_INSTRUCTION:_
Go through the entries one line at a time, and gather every line that has the word "text".

_DATASET RECORDS:_
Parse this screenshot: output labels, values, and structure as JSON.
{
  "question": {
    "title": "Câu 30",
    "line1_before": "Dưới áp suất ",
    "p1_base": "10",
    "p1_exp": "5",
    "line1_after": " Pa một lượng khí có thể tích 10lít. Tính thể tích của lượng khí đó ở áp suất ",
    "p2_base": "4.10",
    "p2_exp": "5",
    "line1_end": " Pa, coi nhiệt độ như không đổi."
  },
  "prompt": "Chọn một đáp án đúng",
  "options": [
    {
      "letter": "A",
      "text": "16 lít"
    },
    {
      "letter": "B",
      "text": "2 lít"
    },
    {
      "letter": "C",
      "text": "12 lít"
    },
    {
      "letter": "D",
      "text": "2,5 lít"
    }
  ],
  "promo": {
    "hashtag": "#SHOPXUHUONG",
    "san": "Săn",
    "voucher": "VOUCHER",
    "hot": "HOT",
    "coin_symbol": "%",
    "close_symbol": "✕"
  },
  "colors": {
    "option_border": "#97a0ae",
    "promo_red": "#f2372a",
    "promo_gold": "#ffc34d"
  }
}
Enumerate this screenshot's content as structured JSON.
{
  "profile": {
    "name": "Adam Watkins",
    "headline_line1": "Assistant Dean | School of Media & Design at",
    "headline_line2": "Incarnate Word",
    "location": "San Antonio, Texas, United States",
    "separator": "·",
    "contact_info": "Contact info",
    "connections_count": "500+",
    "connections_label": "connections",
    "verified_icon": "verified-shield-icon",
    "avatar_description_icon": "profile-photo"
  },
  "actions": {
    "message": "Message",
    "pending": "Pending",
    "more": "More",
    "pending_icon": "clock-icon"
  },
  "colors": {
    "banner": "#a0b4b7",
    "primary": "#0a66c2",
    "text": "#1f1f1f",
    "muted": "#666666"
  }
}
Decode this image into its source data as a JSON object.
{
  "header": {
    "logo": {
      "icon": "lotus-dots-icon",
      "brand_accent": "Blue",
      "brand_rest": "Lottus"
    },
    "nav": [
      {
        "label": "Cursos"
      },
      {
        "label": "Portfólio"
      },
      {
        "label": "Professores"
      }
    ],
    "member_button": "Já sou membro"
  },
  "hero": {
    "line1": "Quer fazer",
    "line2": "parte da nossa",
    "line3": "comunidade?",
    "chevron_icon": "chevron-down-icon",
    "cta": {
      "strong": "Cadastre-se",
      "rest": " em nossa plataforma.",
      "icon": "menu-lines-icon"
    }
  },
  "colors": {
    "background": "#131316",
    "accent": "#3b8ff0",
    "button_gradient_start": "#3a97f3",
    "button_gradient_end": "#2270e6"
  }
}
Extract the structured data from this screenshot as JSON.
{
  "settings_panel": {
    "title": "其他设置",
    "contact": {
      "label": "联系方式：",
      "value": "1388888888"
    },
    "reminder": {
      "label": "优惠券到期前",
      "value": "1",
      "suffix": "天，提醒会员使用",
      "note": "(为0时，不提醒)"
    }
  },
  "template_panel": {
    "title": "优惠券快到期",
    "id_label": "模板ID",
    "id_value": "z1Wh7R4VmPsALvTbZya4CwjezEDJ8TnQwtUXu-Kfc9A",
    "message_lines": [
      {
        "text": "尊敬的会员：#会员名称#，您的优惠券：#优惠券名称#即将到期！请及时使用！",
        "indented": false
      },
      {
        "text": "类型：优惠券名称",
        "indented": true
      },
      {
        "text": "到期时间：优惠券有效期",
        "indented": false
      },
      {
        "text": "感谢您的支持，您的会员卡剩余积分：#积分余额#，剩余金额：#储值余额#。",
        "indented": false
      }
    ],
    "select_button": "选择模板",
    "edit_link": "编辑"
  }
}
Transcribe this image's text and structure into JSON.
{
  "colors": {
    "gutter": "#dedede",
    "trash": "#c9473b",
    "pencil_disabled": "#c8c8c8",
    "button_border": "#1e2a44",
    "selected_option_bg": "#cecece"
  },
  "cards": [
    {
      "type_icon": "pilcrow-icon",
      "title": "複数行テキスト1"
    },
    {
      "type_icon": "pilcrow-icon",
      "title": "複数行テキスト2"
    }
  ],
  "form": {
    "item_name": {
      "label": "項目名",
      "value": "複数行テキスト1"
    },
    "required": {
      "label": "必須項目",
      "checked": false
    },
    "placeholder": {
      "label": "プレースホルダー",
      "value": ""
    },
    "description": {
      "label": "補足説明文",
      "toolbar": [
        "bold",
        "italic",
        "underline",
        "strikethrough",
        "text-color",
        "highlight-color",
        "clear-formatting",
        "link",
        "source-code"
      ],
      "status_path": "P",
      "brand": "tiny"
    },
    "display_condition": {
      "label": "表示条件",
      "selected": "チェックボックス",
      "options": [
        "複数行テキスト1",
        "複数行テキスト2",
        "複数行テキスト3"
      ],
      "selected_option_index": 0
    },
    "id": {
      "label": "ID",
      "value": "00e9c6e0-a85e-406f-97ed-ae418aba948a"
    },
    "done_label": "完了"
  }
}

_SOLUTION BELOW:_
      "text": "16 lít"
      "text": "2 lít"
      "text": "12 lít"
      "text": "2,5 lít"
    "text": "#1f1f1f",
        "text": "尊敬的会员：#会员名称#，您的优惠券：#优惠券名称#即将到期！请及时使用！",
        "text": "类型：优惠券名称",
        "text": "到期时间：优惠券有效期",
        "text": "感谢您的支持，您的会员卡剩余积分：#积分余额#，剩余金额：#储值余额#。",
Transcribe this image's text and structure into JSON.
        "text-color",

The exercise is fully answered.